**Tekstfragment:**

4.1. De aldus opgeworpen rechtsvraag heeft de Afdeling bij uitspraak van 10 oktober 2012 in zaak nr. 201112315/1/V1 beantwoord. Uit de overwegingen van die uitspraak, die hier van overeenkomstige toepassing zijn, vloeit voort dat de beroepsgrond slaagt.
5. Het inleidend beroep is gegrond. Het besluit van 1 november 2011 moet, gelet op hetgeen onder 2.2. en 4.1. is overwogen, worden vernietigd wegens strijd met de artikelen 7:12, eerste lid, van de Awb en 29, eerste lid, aanhef en onder e, van de Vreemdelingenwet 2000.
6. De staatssecretaris moet op na te melden wijze tot vergoeding van de proceskosten worden veroordeeld.

**Te volgen instructies:** Schrijf uit het tekstfragment over de uitspraak hierboven letterlijk alles over, vanaf "5. Het inleidend" tot en met "proceskosten worden veroordeeld.".

**Uittreksel dataset:**
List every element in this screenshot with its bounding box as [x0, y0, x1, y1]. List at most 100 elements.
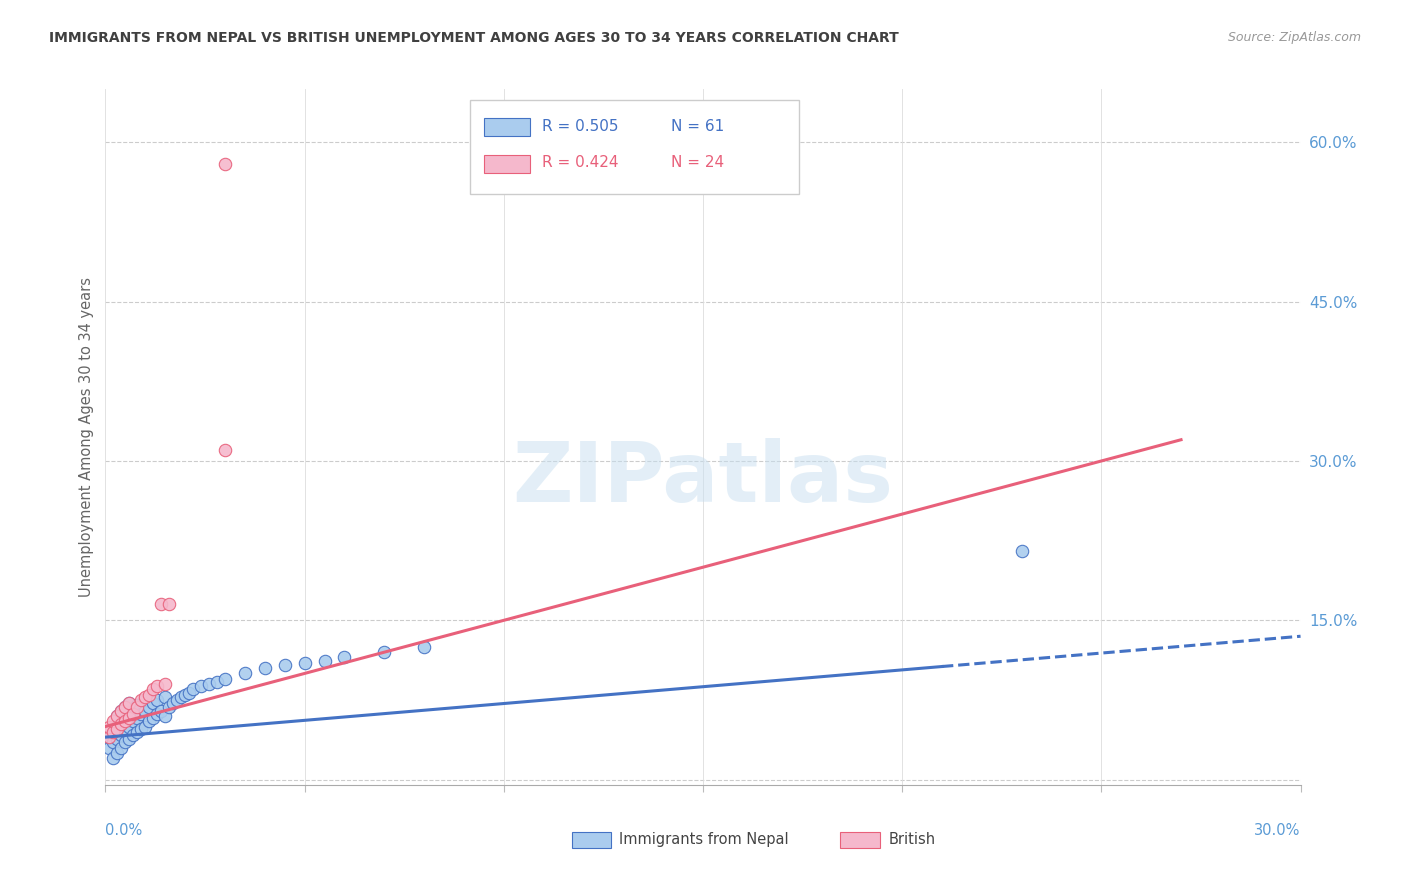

**Volledige uitvoer:**
5. Het inleidend beroep is gegrond. Het besluit van 1 november 2011 moet, gelet op hetgeen onder 2.2. en 4.1. is overwogen, worden vernietigd wegens strijd met de artikelen 7:12, eerste lid, van de Awb en 29, eerste lid, aanhef en onder e, van de Vreemdelingenwet 2000.
6. De staatssecretaris moet op na te melden wijze tot vergoeding van de proceskosten worden veroordeeld.